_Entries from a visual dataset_
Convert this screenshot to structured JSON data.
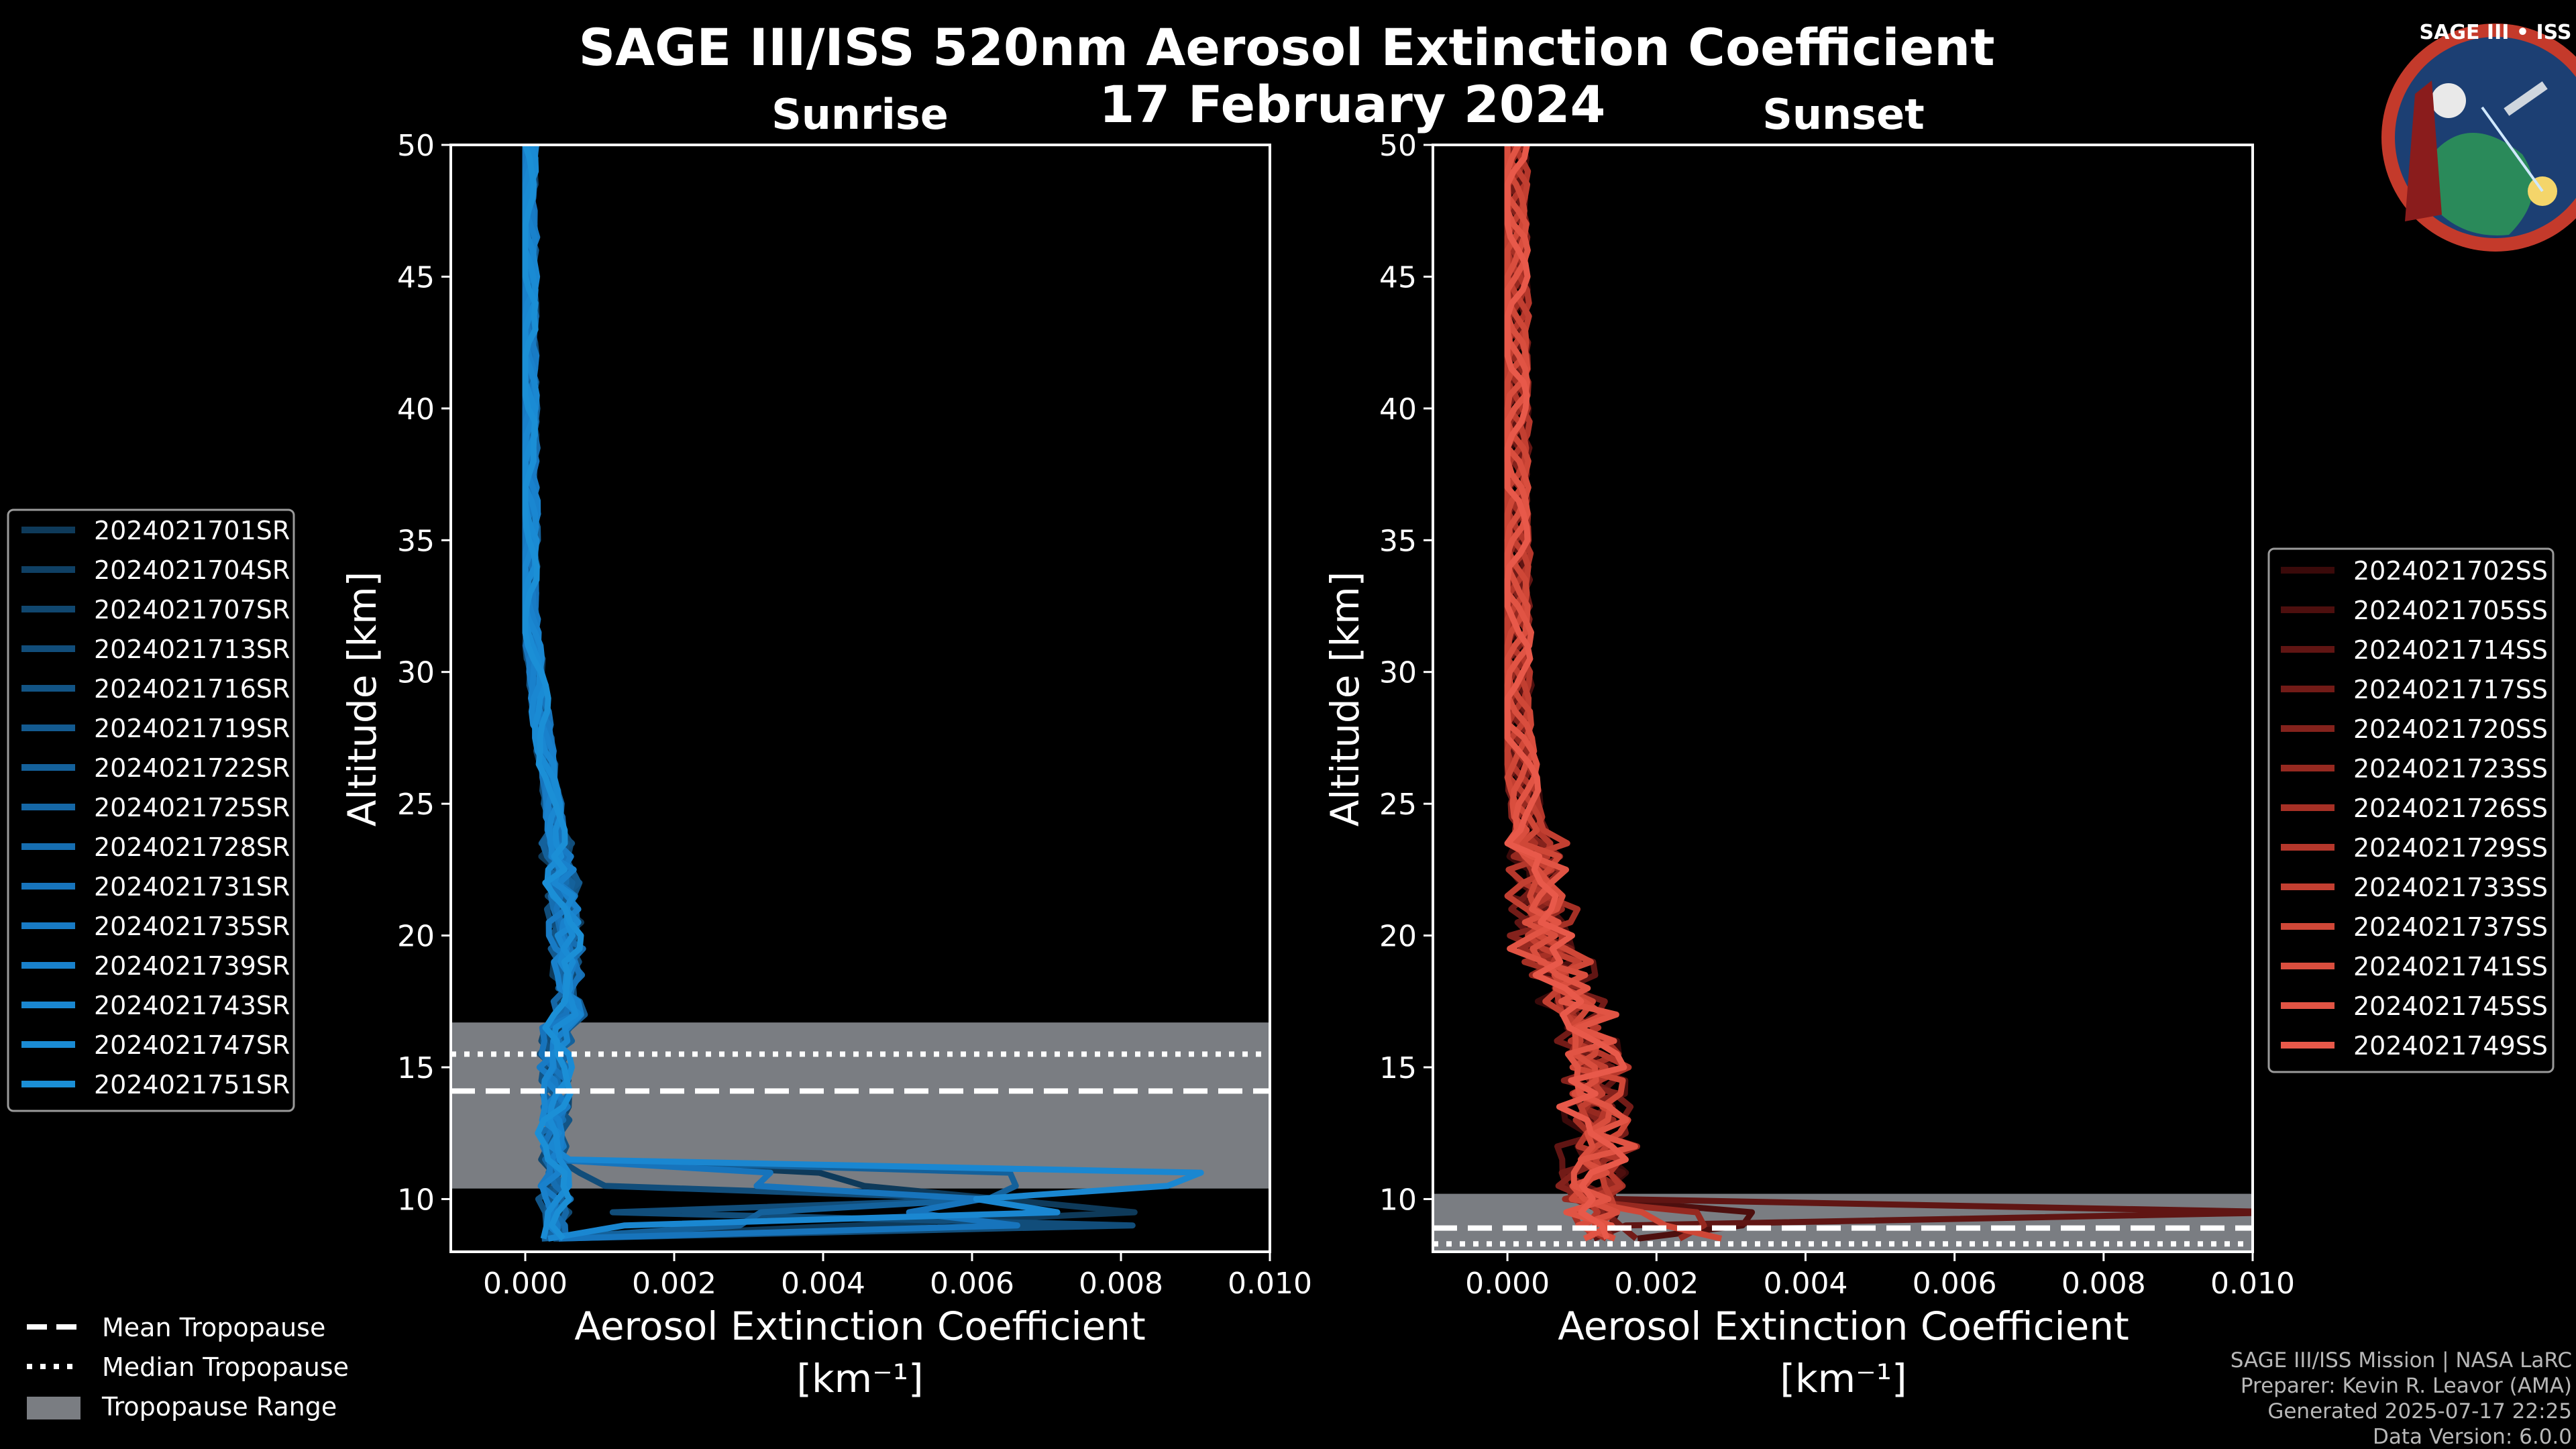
{
  "page": {
    "title": "SAGE III/ISS 520nm Aerosol Extinction Coefficient",
    "date": "17 February 2024",
    "logo_text": "SAGE III • ISS",
    "credits": [
      "SAGE III/ISS Mission | NASA LaRC",
      "Preparer: Kevin R. Leavor (AMA)",
      "Generated 2025-07-17 22:25",
      "Data Version: 6.0.0"
    ]
  },
  "tropopause_legend": {
    "mean": "Mean Tropopause",
    "median": "Median Tropopause",
    "range": "Tropopause Range"
  },
  "colors": {
    "sunrise": "#1b8fd6",
    "sunset": "#e8594a",
    "tropo_range": "#7a7d82"
  },
  "chart_data": [
    {
      "type": "line",
      "title": "Sunrise",
      "xlabel": "Aerosol Extinction Coefficient",
      "xunit": "[km⁻¹]",
      "ylabel": "Altitude [km]",
      "xlim": [
        -0.001,
        0.01
      ],
      "ylim": [
        8,
        50
      ],
      "xticks": [
        0.0,
        0.002,
        0.004,
        0.006,
        0.008,
        0.01
      ],
      "xtick_labels": [
        "0.000",
        "0.002",
        "0.004",
        "0.006",
        "0.008",
        "0.010"
      ],
      "yticks": [
        10,
        15,
        20,
        25,
        30,
        35,
        40,
        45,
        50
      ],
      "tropopause": {
        "mean": 14.1,
        "median": 15.5,
        "range": [
          10.4,
          16.7
        ]
      },
      "series": [
        {
          "name": "2024021701SR",
          "color": "#0e3a5a"
        },
        {
          "name": "2024021704SR",
          "color": "#0f4064"
        },
        {
          "name": "2024021707SR",
          "color": "#10476f"
        },
        {
          "name": "2024021713SR",
          "color": "#114d7a"
        },
        {
          "name": "2024021716SR",
          "color": "#125485"
        },
        {
          "name": "2024021719SR",
          "color": "#135a90"
        },
        {
          "name": "2024021722SR",
          "color": "#14619b"
        },
        {
          "name": "2024021725SR",
          "color": "#1567a6"
        },
        {
          "name": "2024021728SR",
          "color": "#166eb1"
        },
        {
          "name": "2024021731SR",
          "color": "#1774bc"
        },
        {
          "name": "2024021735SR",
          "color": "#187bc5"
        },
        {
          "name": "2024021739SR",
          "color": "#1981cc"
        },
        {
          "name": "2024021743SR",
          "color": "#1a87d1"
        },
        {
          "name": "2024021747SR",
          "color": "#1a8bd4"
        },
        {
          "name": "2024021751SR",
          "color": "#1b8fd6"
        }
      ],
      "legend_position": "center-left"
    },
    {
      "type": "line",
      "title": "Sunset",
      "xlabel": "Aerosol Extinction Coefficient",
      "xunit": "[km⁻¹]",
      "ylabel": "Altitude [km]",
      "xlim": [
        -0.001,
        0.01
      ],
      "ylim": [
        8,
        50
      ],
      "xticks": [
        0.0,
        0.002,
        0.004,
        0.006,
        0.008,
        0.01
      ],
      "xtick_labels": [
        "0.000",
        "0.002",
        "0.004",
        "0.006",
        "0.008",
        "0.010"
      ],
      "yticks": [
        10,
        15,
        20,
        25,
        30,
        35,
        40,
        45,
        50
      ],
      "tropopause": {
        "mean": 8.9,
        "median": 8.3,
        "range": [
          8.0,
          10.2
        ]
      },
      "series": [
        {
          "name": "2024021702SS",
          "color": "#3a0a0a"
        },
        {
          "name": "2024021705SS",
          "color": "#4d0f0e"
        },
        {
          "name": "2024021714SS",
          "color": "#601513"
        },
        {
          "name": "2024021717SS",
          "color": "#721b17"
        },
        {
          "name": "2024021720SS",
          "color": "#84221c"
        },
        {
          "name": "2024021723SS",
          "color": "#962920"
        },
        {
          "name": "2024021726SS",
          "color": "#a63025"
        },
        {
          "name": "2024021729SS",
          "color": "#b5372b"
        },
        {
          "name": "2024021733SS",
          "color": "#c23f31"
        },
        {
          "name": "2024021737SS",
          "color": "#cf4737"
        },
        {
          "name": "2024021741SS",
          "color": "#d94e3e"
        },
        {
          "name": "2024021745SS",
          "color": "#e15444"
        },
        {
          "name": "2024021749SS",
          "color": "#e8594a"
        }
      ],
      "legend_position": "center-right"
    }
  ]
}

_YOUR GOAL_
Wherever the word "SAGE" occurs in a line of the listing, copy that line.

_CORRECT OUTPUT_
    "title": "SAGE III/ISS 520nm Aerosol Extinction Coefficient",
    "logo_text": "SAGE III • ISS",
      "SAGE III/ISS Mission | NASA LaRC",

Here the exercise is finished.